+++ RECORDS +++

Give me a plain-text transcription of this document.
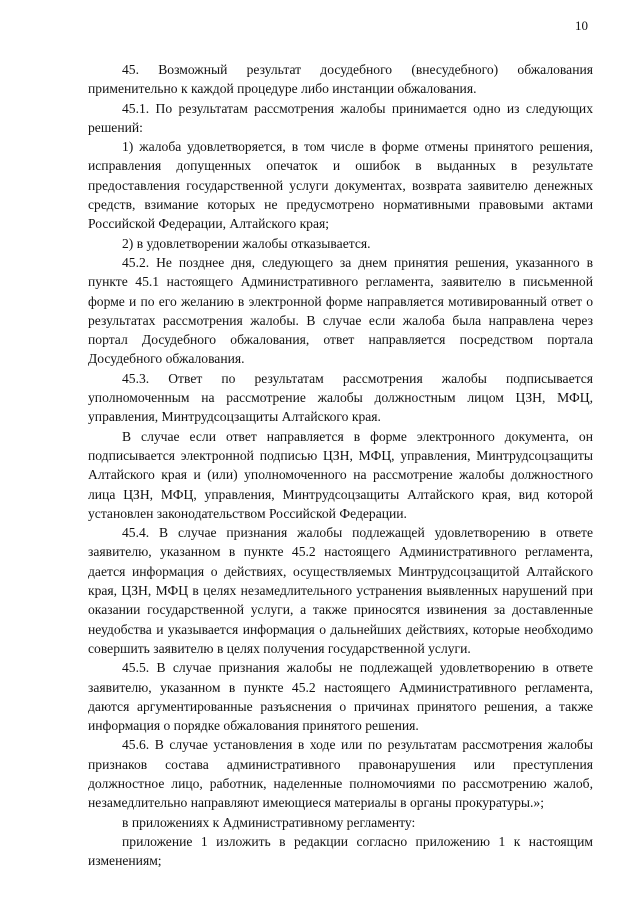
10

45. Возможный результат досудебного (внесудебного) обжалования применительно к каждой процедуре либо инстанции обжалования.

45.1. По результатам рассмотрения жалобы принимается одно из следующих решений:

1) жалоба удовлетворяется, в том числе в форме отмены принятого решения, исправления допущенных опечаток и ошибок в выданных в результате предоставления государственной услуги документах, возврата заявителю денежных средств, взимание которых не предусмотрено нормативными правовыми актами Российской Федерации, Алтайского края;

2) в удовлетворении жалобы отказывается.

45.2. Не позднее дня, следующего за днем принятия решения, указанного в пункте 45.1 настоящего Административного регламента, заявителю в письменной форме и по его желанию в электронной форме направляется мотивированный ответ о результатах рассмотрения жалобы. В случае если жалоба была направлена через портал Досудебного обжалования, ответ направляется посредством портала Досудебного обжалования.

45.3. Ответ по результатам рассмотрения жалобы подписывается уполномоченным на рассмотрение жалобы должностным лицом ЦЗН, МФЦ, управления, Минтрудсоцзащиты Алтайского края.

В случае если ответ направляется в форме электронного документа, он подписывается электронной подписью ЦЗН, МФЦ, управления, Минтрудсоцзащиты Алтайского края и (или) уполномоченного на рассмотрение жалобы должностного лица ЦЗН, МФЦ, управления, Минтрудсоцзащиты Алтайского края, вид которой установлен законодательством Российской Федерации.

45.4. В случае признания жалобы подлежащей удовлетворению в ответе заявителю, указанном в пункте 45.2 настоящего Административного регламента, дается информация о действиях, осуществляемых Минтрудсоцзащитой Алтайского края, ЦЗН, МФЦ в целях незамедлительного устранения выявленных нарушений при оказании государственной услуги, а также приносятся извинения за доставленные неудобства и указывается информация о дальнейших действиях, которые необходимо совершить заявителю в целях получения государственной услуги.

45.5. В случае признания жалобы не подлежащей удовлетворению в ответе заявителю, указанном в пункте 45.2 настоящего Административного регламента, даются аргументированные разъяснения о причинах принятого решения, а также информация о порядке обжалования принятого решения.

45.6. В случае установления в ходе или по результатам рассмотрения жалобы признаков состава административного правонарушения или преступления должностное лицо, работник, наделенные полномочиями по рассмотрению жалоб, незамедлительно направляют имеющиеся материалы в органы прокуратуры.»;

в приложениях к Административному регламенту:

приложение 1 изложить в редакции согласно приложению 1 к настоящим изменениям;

+++
+++ RECORDS +++

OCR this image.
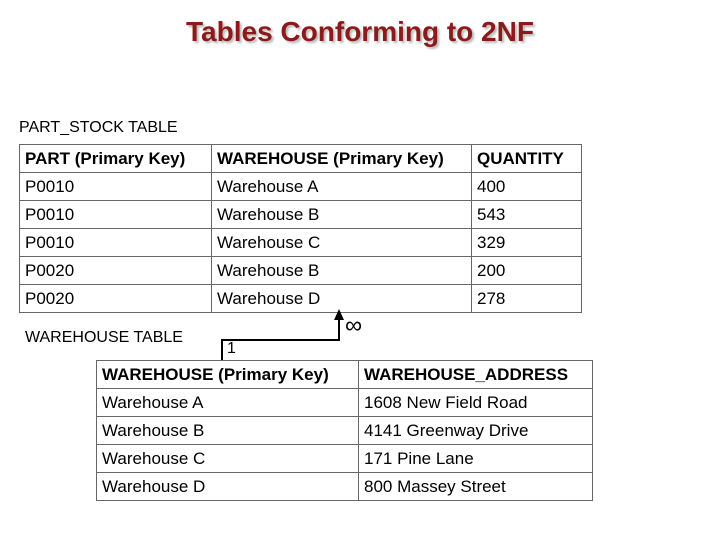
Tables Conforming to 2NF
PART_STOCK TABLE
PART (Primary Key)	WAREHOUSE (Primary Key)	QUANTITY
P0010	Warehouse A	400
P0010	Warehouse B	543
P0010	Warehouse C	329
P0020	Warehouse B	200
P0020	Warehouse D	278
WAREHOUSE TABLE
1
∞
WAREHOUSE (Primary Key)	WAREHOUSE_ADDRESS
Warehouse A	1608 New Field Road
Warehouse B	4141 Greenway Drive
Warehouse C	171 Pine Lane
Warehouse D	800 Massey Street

+++
+++ RECORDS +++

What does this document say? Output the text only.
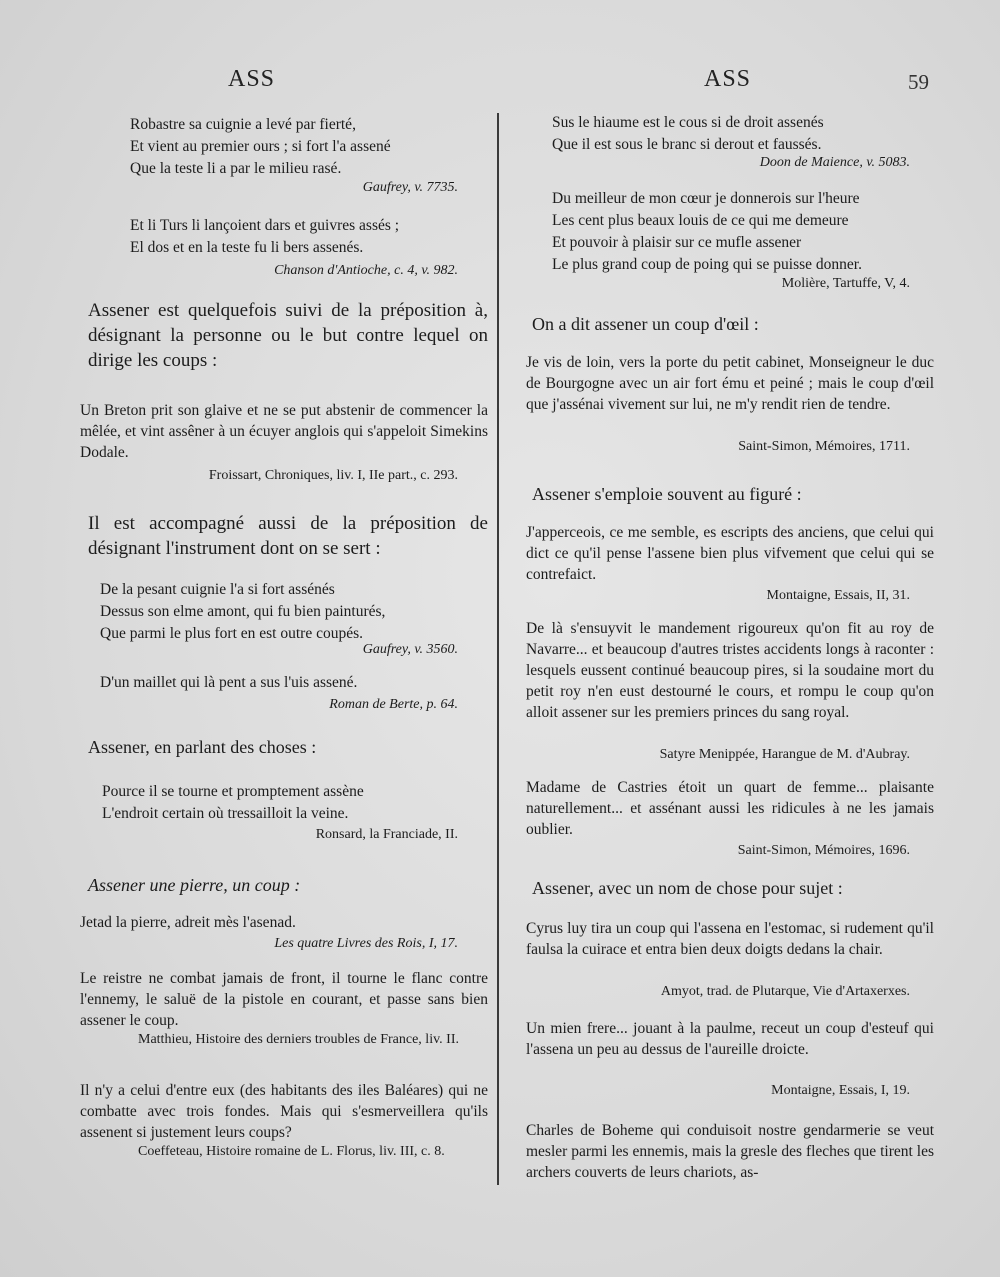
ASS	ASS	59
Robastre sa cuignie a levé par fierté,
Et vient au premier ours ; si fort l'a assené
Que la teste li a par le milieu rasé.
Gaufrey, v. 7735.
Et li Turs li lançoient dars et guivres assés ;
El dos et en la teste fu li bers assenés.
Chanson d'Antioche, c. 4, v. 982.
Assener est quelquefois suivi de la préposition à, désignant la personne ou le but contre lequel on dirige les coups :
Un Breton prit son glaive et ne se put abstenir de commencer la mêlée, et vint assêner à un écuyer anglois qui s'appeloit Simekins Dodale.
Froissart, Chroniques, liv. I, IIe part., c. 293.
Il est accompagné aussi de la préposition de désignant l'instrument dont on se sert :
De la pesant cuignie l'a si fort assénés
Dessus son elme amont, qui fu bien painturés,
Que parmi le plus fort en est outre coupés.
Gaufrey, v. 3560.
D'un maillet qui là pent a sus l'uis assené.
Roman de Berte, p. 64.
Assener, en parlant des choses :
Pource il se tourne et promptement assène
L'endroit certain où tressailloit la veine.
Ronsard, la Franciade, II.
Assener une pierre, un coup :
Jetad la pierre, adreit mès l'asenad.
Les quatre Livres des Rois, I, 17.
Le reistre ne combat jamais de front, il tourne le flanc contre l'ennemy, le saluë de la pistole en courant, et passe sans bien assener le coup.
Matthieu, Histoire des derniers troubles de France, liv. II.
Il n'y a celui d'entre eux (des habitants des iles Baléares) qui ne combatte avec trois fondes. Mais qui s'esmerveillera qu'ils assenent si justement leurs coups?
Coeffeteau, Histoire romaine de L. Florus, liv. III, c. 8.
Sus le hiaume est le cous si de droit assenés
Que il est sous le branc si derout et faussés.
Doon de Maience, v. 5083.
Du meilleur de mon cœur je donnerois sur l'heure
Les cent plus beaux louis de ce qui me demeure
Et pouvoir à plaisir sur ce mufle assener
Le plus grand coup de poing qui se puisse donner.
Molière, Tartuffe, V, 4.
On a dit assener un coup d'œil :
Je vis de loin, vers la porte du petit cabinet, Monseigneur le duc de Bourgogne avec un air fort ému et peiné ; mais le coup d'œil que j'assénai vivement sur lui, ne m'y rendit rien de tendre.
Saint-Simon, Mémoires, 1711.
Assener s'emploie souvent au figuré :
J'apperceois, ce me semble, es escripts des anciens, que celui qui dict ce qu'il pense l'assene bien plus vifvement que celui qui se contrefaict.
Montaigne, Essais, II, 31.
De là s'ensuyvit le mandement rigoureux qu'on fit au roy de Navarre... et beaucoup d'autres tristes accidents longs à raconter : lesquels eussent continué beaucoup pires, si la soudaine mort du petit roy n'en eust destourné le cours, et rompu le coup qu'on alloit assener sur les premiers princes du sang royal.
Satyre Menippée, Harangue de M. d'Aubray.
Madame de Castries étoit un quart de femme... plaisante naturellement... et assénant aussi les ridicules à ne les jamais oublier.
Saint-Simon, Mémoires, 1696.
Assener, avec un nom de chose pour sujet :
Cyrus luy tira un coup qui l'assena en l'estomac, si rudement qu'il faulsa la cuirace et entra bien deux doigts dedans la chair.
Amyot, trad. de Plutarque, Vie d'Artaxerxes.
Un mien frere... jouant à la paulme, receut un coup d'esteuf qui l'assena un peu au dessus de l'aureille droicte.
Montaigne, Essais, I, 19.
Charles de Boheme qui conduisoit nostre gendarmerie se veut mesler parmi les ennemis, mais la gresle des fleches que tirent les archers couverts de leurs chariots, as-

+++

▶ **PROBLEM**:
In the material above, show every line where the word "Mémoires" turns up.

▶ **OUTPUT OF THE EXERCISE**:
Saint-Simon, Mémoires, 1711.
Saint-Simon, Mémoires, 1696.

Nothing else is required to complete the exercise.